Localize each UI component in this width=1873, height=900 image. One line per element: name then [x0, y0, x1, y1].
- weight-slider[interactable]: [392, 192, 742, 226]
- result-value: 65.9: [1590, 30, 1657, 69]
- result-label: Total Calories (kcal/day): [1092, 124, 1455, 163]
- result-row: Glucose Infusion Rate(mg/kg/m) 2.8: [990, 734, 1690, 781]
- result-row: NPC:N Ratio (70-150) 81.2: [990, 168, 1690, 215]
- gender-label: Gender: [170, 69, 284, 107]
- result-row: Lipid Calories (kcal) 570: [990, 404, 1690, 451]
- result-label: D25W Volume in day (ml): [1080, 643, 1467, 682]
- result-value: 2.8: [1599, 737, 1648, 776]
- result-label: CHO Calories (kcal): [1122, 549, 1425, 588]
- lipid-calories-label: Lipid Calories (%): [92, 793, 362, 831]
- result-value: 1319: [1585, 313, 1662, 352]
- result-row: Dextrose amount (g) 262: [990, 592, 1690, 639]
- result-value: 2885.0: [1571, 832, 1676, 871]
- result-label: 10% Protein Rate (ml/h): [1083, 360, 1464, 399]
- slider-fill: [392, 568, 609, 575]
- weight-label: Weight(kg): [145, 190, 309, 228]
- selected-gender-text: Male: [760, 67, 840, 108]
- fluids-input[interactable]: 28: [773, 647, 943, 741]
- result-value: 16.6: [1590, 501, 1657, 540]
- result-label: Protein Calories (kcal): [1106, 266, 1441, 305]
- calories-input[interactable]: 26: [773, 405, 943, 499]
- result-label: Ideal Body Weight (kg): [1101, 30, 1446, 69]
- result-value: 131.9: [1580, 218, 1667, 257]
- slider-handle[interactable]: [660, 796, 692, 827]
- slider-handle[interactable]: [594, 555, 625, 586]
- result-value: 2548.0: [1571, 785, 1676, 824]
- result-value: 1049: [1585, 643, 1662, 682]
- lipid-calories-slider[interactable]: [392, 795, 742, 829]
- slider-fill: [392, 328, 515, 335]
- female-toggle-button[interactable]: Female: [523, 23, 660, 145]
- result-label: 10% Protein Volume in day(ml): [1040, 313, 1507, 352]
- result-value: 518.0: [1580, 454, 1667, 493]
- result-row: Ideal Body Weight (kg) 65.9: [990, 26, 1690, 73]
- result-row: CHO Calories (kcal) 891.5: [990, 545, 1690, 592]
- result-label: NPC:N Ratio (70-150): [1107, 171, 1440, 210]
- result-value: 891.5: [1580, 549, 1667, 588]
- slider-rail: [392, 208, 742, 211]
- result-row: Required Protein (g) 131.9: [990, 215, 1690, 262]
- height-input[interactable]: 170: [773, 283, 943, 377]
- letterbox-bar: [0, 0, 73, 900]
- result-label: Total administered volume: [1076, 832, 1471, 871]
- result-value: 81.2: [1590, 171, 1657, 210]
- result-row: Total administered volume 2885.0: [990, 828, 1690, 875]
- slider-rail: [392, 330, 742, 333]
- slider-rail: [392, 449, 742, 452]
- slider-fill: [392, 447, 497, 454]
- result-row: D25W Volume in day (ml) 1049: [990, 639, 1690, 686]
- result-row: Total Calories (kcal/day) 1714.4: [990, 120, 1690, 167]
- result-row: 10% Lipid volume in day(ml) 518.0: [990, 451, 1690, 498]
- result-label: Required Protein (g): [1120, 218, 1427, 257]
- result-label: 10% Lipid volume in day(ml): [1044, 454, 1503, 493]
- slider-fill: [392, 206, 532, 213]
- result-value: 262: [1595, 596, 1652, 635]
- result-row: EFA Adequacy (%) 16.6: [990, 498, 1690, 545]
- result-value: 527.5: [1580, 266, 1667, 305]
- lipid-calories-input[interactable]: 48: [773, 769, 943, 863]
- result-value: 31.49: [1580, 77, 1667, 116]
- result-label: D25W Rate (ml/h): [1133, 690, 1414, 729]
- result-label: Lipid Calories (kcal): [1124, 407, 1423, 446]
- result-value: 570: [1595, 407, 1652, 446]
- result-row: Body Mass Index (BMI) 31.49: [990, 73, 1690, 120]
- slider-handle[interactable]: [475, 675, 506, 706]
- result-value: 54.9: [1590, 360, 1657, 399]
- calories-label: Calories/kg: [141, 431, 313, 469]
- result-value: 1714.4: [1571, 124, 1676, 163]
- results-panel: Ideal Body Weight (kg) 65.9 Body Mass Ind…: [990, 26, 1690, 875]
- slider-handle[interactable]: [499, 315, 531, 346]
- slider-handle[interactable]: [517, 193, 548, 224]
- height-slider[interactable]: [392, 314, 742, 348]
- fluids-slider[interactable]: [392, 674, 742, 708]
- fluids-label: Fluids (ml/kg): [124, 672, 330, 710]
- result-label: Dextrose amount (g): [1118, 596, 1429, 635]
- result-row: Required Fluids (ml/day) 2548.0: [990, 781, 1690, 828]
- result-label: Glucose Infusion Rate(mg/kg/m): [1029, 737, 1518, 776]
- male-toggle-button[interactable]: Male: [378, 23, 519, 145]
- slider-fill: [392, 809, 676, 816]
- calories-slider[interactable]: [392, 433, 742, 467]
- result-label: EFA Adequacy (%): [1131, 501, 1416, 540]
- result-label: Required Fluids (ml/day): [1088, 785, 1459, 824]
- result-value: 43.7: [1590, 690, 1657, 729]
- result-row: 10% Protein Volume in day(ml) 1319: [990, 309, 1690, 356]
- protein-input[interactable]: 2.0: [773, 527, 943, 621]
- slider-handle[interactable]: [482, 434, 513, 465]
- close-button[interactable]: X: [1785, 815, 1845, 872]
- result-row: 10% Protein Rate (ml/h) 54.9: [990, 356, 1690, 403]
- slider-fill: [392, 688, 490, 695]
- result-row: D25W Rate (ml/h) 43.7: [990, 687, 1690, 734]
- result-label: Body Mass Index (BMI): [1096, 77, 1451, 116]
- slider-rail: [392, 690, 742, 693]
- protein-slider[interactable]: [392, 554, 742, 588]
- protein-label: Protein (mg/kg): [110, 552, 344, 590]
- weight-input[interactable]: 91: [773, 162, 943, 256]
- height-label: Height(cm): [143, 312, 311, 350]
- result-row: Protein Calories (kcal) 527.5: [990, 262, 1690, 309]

========

Problem description
Keeping every word in place, restate the entries above.

Task response
Localize each UI component in this width=1873, height=900 image. One line per element: name then [x0, y0, x1, y1].
- weight-slider[interactable]: [392, 192, 742, 226]
- result-value: 65.9: [1590, 30, 1657, 69]
- result-label: Total Calories (kcal/day): [1092, 124, 1455, 163]
- result-row: Glucose Infusion Rate(mg/kg/m) 2.8: [990, 734, 1690, 781]
- result-row: NPC:N Ratio (70-150) 81.2: [990, 168, 1690, 215]
- gender-label: Gender: [170, 69, 284, 107]
- result-row: Lipid Calories (kcal) 570: [990, 404, 1690, 451]
- result-label: D25W Volume in day (ml): [1080, 643, 1467, 682]
- result-value: 2.8: [1599, 737, 1648, 776]
- result-label: CHO Calories (kcal): [1122, 549, 1425, 588]
- lipid-calories-label: Lipid Calories (%): [92, 793, 362, 831]
- result-value: 1319: [1585, 313, 1662, 352]
- result-row: Dextrose amount (g) 262: [990, 592, 1690, 639]
- result-value: 2885.0: [1571, 832, 1676, 871]
- result-label: 10% Protein Rate (ml/h): [1083, 360, 1464, 399]
- slider-fill: [392, 568, 609, 575]
- weight-label: Weight(kg): [145, 190, 309, 228]
- selected-gender-text: Male: [760, 67, 840, 108]
- fluids-input[interactable]: 28: [773, 647, 943, 741]
- result-value: 16.6: [1590, 501, 1657, 540]
- result-label: Protein Calories (kcal): [1106, 266, 1441, 305]
- calories-input[interactable]: 26: [773, 405, 943, 499]
- result-label: Ideal Body Weight (kg): [1101, 30, 1446, 69]
- result-value: 131.9: [1580, 218, 1667, 257]
- slider-handle[interactable]: [660, 796, 692, 827]
- slider-handle[interactable]: [594, 555, 625, 586]
- result-value: 2548.0: [1571, 785, 1676, 824]
- result-value: 1049: [1585, 643, 1662, 682]
- lipid-calories-slider[interactable]: [392, 795, 742, 829]
- slider-fill: [392, 328, 515, 335]
- female-toggle-button[interactable]: Female: [523, 23, 660, 145]
- result-label: 10% Protein Volume in day(ml): [1040, 313, 1507, 352]
- result-value: 518.0: [1580, 454, 1667, 493]
- result-row: Ideal Body Weight (kg) 65.9: [990, 26, 1690, 73]
- result-row: CHO Calories (kcal) 891.5: [990, 545, 1690, 592]
- result-label: NPC:N Ratio (70-150): [1107, 171, 1440, 210]
- result-value: 891.5: [1580, 549, 1667, 588]
- slider-rail: [392, 208, 742, 211]
- result-row: Required Protein (g) 131.9: [990, 215, 1690, 262]
- height-input[interactable]: 170: [773, 283, 943, 377]
- letterbox-bar: [0, 0, 73, 900]
- result-label: Total administered volume: [1076, 832, 1471, 871]
- result-value: 81.2: [1590, 171, 1657, 210]
- result-row: Total administered volume 2885.0: [990, 828, 1690, 875]
- slider-rail: [392, 330, 742, 333]
- slider-rail: [392, 449, 742, 452]
- slider-fill: [392, 447, 497, 454]
- result-row: D25W Volume in day (ml) 1049: [990, 639, 1690, 686]
- result-row: Total Calories (kcal/day) 1714.4: [990, 120, 1690, 167]
- result-row: 10% Lipid volume in day(ml) 518.0: [990, 451, 1690, 498]
- result-label: Required Protein (g): [1120, 218, 1427, 257]
- result-label: 10% Lipid volume in day(ml): [1044, 454, 1503, 493]
- slider-fill: [392, 206, 532, 213]
- result-value: 262: [1595, 596, 1652, 635]
- result-row: EFA Adequacy (%) 16.6: [990, 498, 1690, 545]
- result-value: 527.5: [1580, 266, 1667, 305]
- lipid-calories-input[interactable]: 48: [773, 769, 943, 863]
- result-value: 31.49: [1580, 77, 1667, 116]
- result-label: D25W Rate (ml/h): [1133, 690, 1414, 729]
- result-label: Lipid Calories (kcal): [1124, 407, 1423, 446]
- result-value: 570: [1595, 407, 1652, 446]
- result-row: Body Mass Index (BMI) 31.49: [990, 73, 1690, 120]
- slider-handle[interactable]: [475, 675, 506, 706]
- result-value: 54.9: [1590, 360, 1657, 399]
- calories-label: Calories/kg: [141, 431, 313, 469]
- result-value: 1714.4: [1571, 124, 1676, 163]
- results-panel: Ideal Body Weight (kg) 65.9 Body Mass Ind…: [990, 26, 1690, 875]
- slider-handle[interactable]: [499, 315, 531, 346]
- slider-handle[interactable]: [517, 193, 548, 224]
- height-slider[interactable]: [392, 314, 742, 348]
- fluids-slider[interactable]: [392, 674, 742, 708]
- fluids-label: Fluids (ml/kg): [124, 672, 330, 710]
- result-label: Dextrose amount (g): [1118, 596, 1429, 635]
- result-row: Required Fluids (ml/day) 2548.0: [990, 781, 1690, 828]
- result-label: Glucose Infusion Rate(mg/kg/m): [1029, 737, 1518, 776]
- male-toggle-button[interactable]: Male: [378, 23, 519, 145]
- slider-fill: [392, 809, 676, 816]
- calories-slider[interactable]: [392, 433, 742, 467]
- result-label: EFA Adequacy (%): [1131, 501, 1416, 540]
- result-label: Required Fluids (ml/day): [1088, 785, 1459, 824]
- result-value: 43.7: [1590, 690, 1657, 729]
- result-row: 10% Protein Volume in day(ml) 1319: [990, 309, 1690, 356]
- protein-input[interactable]: 2.0: [773, 527, 943, 621]
- slider-handle[interactable]: [482, 434, 513, 465]
- close-button[interactable]: X: [1785, 815, 1845, 872]
- result-row: 10% Protein Rate (ml/h) 54.9: [990, 356, 1690, 403]
- slider-fill: [392, 688, 490, 695]
- result-row: D25W Rate (ml/h) 43.7: [990, 687, 1690, 734]
- result-label: Body Mass Index (BMI): [1096, 77, 1451, 116]
- slider-rail: [392, 690, 742, 693]
- protein-slider[interactable]: [392, 554, 742, 588]
- protein-label: Protein (mg/kg): [110, 552, 344, 590]
- weight-input[interactable]: 91: [773, 162, 943, 256]
- height-label: Height(cm): [143, 312, 311, 350]
- result-row: Protein Calories (kcal) 527.5: [990, 262, 1690, 309]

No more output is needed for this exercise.